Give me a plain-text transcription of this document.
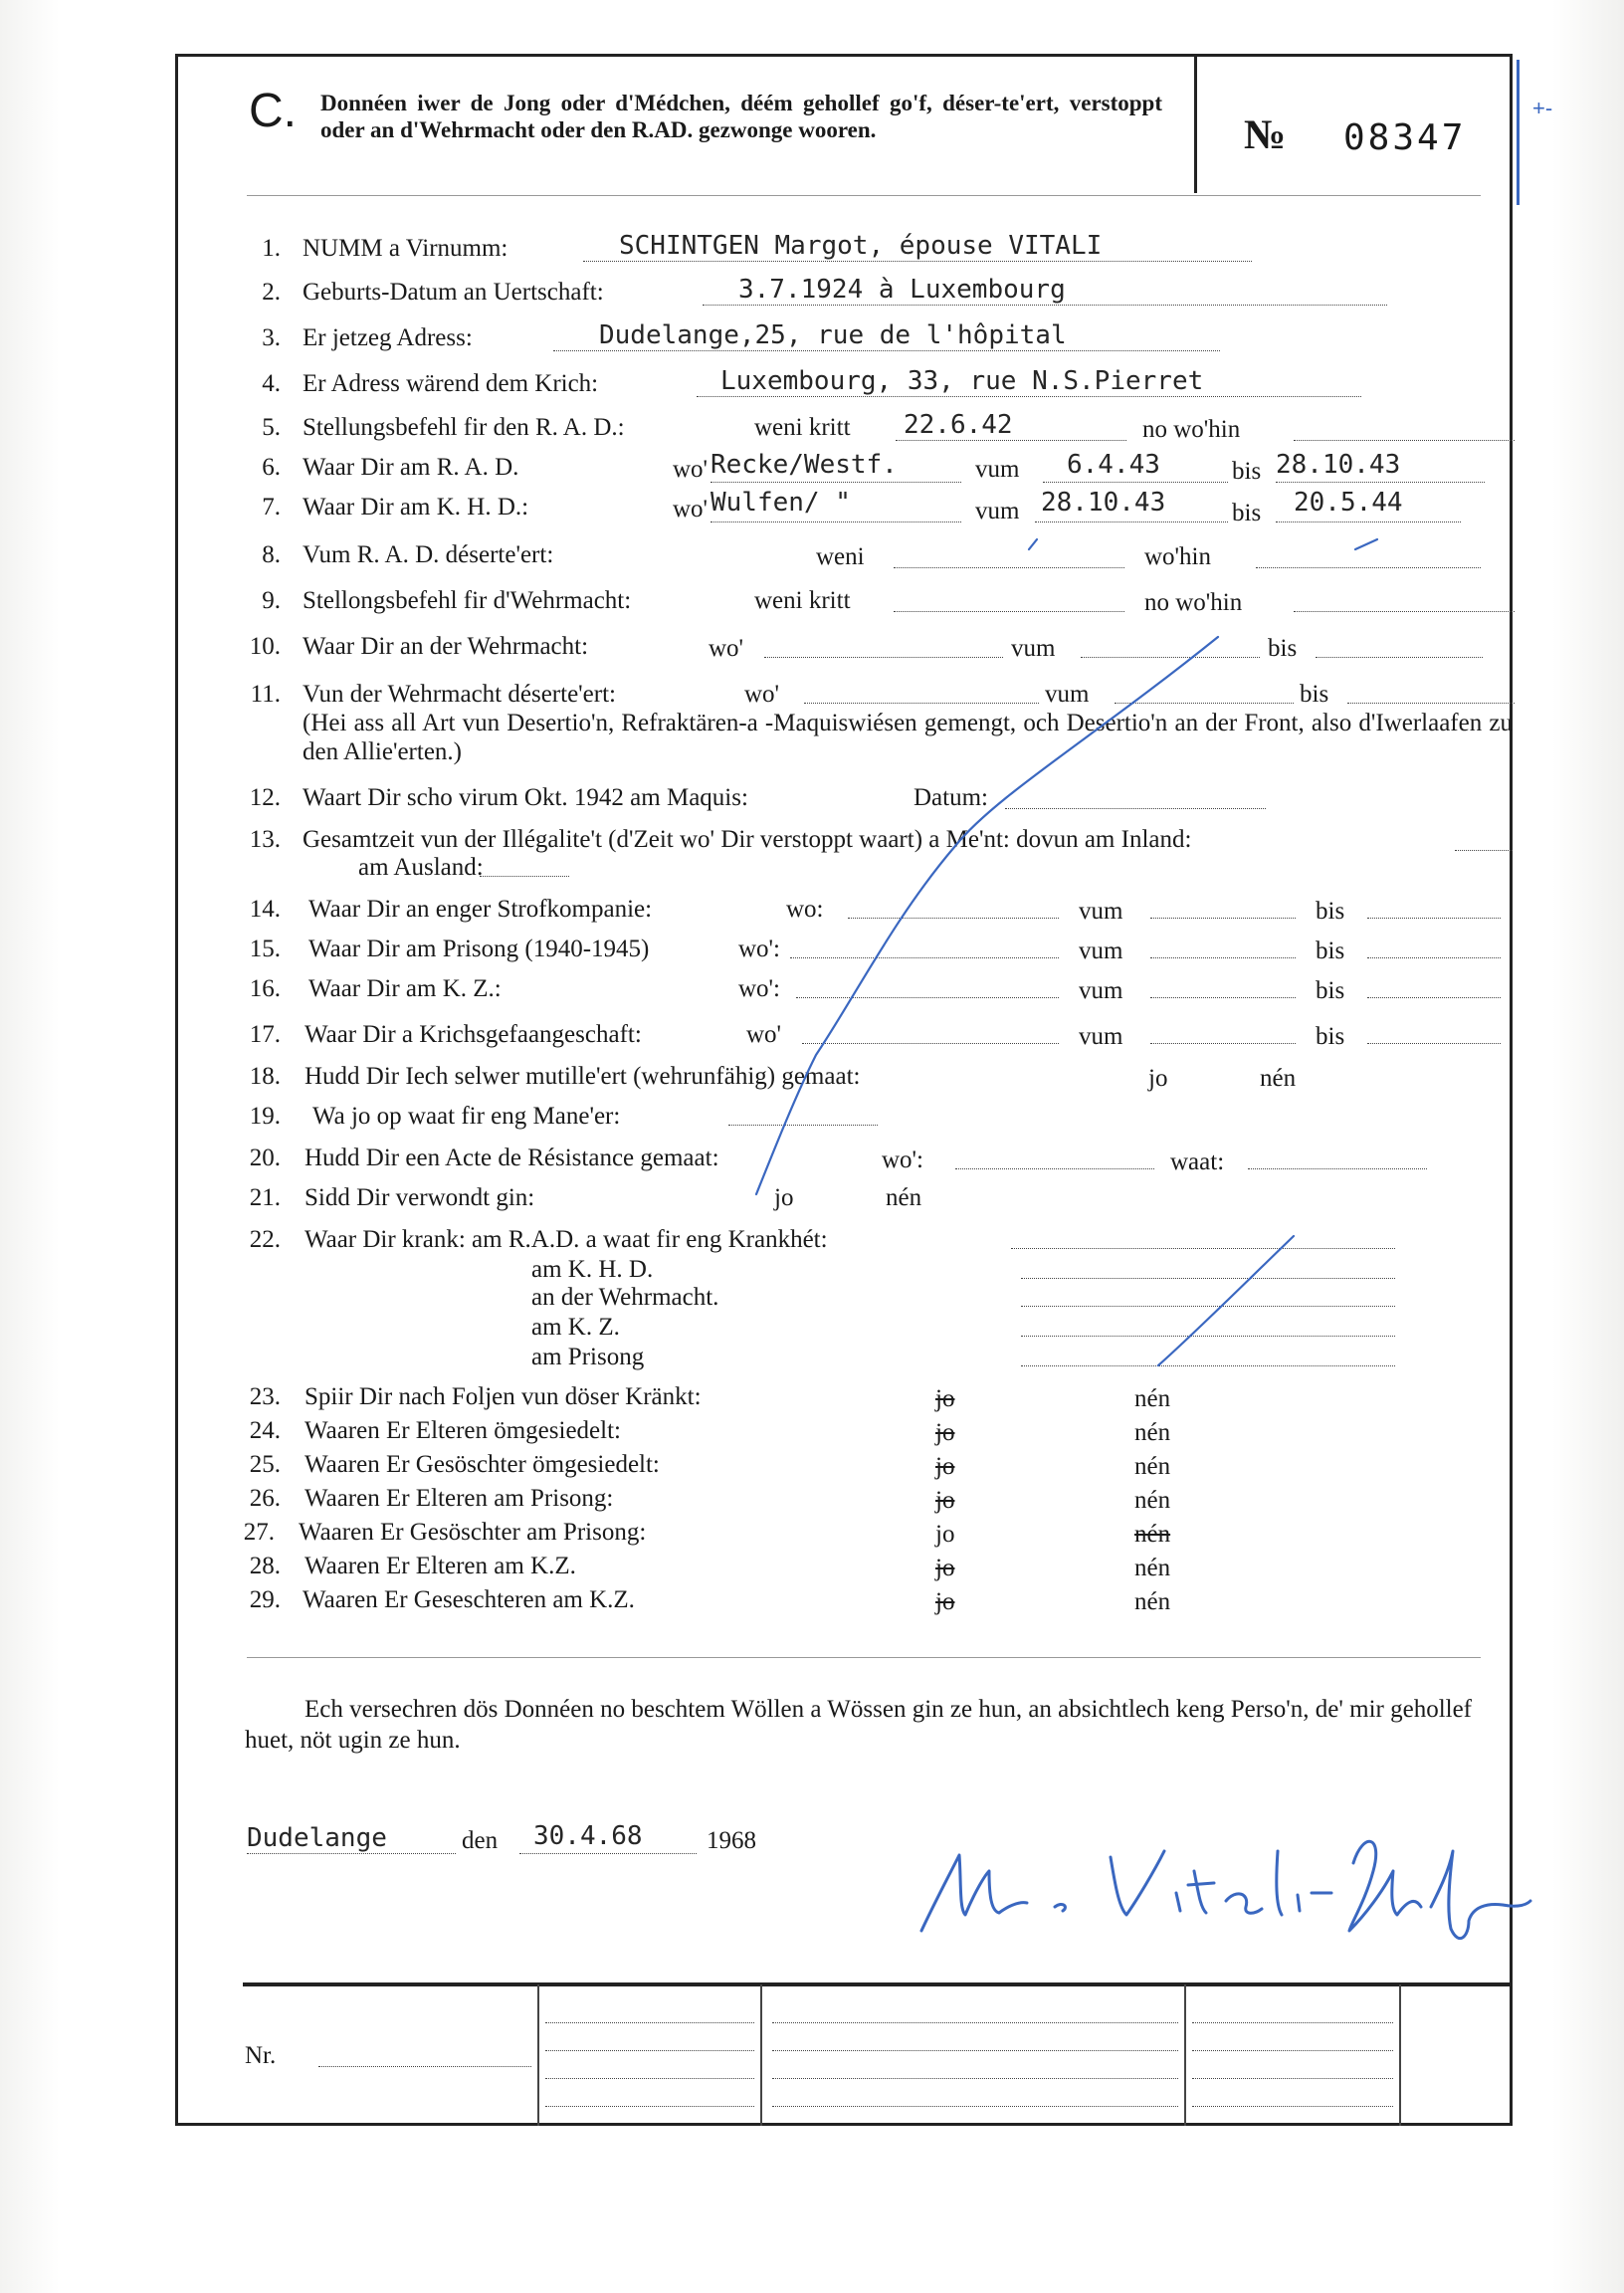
C. Donnéen iwer de Jong oder d'Médchen, déém gehollef go'f, déser-te'ert, verstoppt oder an d'Wehrmacht oder den R.AD. gezwonge wooren.	№ 08347
+-
1. NUMM a Virnumm:	SCHINTGEN Margot, épouse VITALI
2. Geburts-Datum an Uertschaft:	3.7.1924 à Luxembourg
3. Er jetzeg Adress:	Dudelange,25, rue de l'hôpital
4. Er Adress wärend dem Krich:	Luxembourg, 33, rue N.S.Pierret
5. Stellungsbefehl fir den R. A. D.:	weni kritt 22.6.42	no wo'hin
6. Waar Dir am R. A. D.	wo' Recke/Westf.	vum 6.4.43	bis 28.10.43
7. Waar Dir am K. H. D.:	wo' Wulfen/ "	vum 28.10.43	bis 20.5.44
8. Vum R. A. D. déserte'ert:	weni	wo'hin
9. Stellongsbefehl fir d'Wehrmacht:	weni kritt	no wo'hin
10. Waar Dir an der Wehrmacht:	wo'	vum	bis
11. Vun der Wehrmacht déserte'ert:	wo'	vum	bis
(Hei ass all Art vun Desertio'n, Refraktären-a -Maquiswiésen gemengt, och Desertio'n an der Front, also d'Iwerlaafen zu den Allie'erten.)
12. Waart Dir scho virum Okt. 1942 am Maquis:	Datum:
13. Gesamtzeit vun der Illégalite't (d'Zeit wo' Dir verstoppt waart) a Me'nt: dovun am Inland:
am Ausland:
14. Waar Dir an enger Strofkompanie:	wo:	vum	bis
15. Waar Dir am Prisong (1940-1945)	wo':	vum	bis
16. Waar Dir am K. Z.:	wo':	vum	bis
17. Waar Dir a Krichsgefaangeschaft:	wo'	vum	bis
18. Hudd Dir Iech selwer mutille'ert (wehrunfähig) gemaat:	jo	nén
19. Wa jo op waat fir eng Mane'er:
20. Hudd Dir een Acte de Résistance gemaat:	wo':	waat:
21. Sidd Dir verwondt gin:	jo	nén
22. Waar Dir krank: am R.A.D. a waat fir eng Krankhét:
am K. H. D.
an der Wehrmacht.
am K. Z.
am Prisong
23. Spiir Dir nach Foljen vun döser Kränkt:	jo	nén
24. Waaren Er Elteren ömgesiedelt:	jo	nén
25. Waaren Er Gesöschter ömgesiedelt:	jo	nén
26. Waaren Er Elteren am Prisong:	jo	nén
27. Waaren Er Gesöschter am Prisong:	jo	nén
28. Waaren Er Elteren am K.Z.	jo	nén
29. Waaren Er Geseschteren am K.Z.	jo	nén
Ech versechren dös Donnéen no beschtem Wöllen a Wössen gin ze hun, an absichtlech keng Perso'n, de' mir gehollef huet, nöt ugin ze hun.
Dudelange	den 30.4.68	1968
Nr.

* * * * * * *

STATED EXERCISE
Restate the data above exactly, stripping out each image.

COMPLETE ANSWER
Give me a plain-text transcription of this document.
C. Donnéen iwer de Jong oder d'Médchen, déém gehollef go'f, déser-te'ert, verstoppt oder an d'Wehrmacht oder den R.AD. gezwonge wooren.	№ 08347
+-
1. NUMM a Virnumm:	SCHINTGEN Margot, épouse VITALI
2. Geburts-Datum an Uertschaft:	3.7.1924 à Luxembourg
3. Er jetzeg Adress:	Dudelange,25, rue de l'hôpital
4. Er Adress wärend dem Krich:	Luxembourg, 33, rue N.S.Pierret
5. Stellungsbefehl fir den R. A. D.:	weni kritt 22.6.42	no wo'hin
6. Waar Dir am R. A. D.	wo' Recke/Westf.	vum 6.4.43	bis 28.10.43
7. Waar Dir am K. H. D.:	wo' Wulfen/ "	vum 28.10.43	bis 20.5.44
8. Vum R. A. D. déserte'ert:	weni	wo'hin
9. Stellongsbefehl fir d'Wehrmacht:	weni kritt	no wo'hin
10. Waar Dir an der Wehrmacht:	wo'	vum	bis
11. Vun der Wehrmacht déserte'ert:	wo'	vum	bis
(Hei ass all Art vun Desertio'n, Refraktären-a -Maquiswiésen gemengt, och Desertio'n an der Front, also d'Iwerlaafen zu den Allie'erten.)
12. Waart Dir scho virum Okt. 1942 am Maquis:	Datum:
13. Gesamtzeit vun der Illégalite't (d'Zeit wo' Dir verstoppt waart) a Me'nt: dovun am Inland:
am Ausland:
14. Waar Dir an enger Strofkompanie:	wo:	vum	bis
15. Waar Dir am Prisong (1940-1945)	wo':	vum	bis
16. Waar Dir am K. Z.:	wo':	vum	bis
17. Waar Dir a Krichsgefaangeschaft:	wo'	vum	bis
18. Hudd Dir Iech selwer mutille'ert (wehrunfähig) gemaat:	jo	nén
19. Wa jo op waat fir eng Mane'er:
20. Hudd Dir een Acte de Résistance gemaat:	wo':	waat:
21. Sidd Dir verwondt gin:	jo	nén
22. Waar Dir krank: am R.A.D. a waat fir eng Krankhét:
am K. H. D.
an der Wehrmacht.
am K. Z.
am Prisong
23. Spiir Dir nach Foljen vun döser Kränkt:	jo	nén
24. Waaren Er Elteren ömgesiedelt:	jo	nén
25. Waaren Er Gesöschter ömgesiedelt:	jo	nén
26. Waaren Er Elteren am Prisong:	jo	nén
27. Waaren Er Gesöschter am Prisong:	jo	nén
28. Waaren Er Elteren am K.Z.	jo	nén
29. Waaren Er Geseschteren am K.Z.	jo	nén
Ech versechren dös Donnéen no beschtem Wöllen a Wössen gin ze hun, an absichtlech keng Perso'n, de' mir gehollef huet, nöt ugin ze hun.
Dudelange	den 30.4.68	1968
Nr.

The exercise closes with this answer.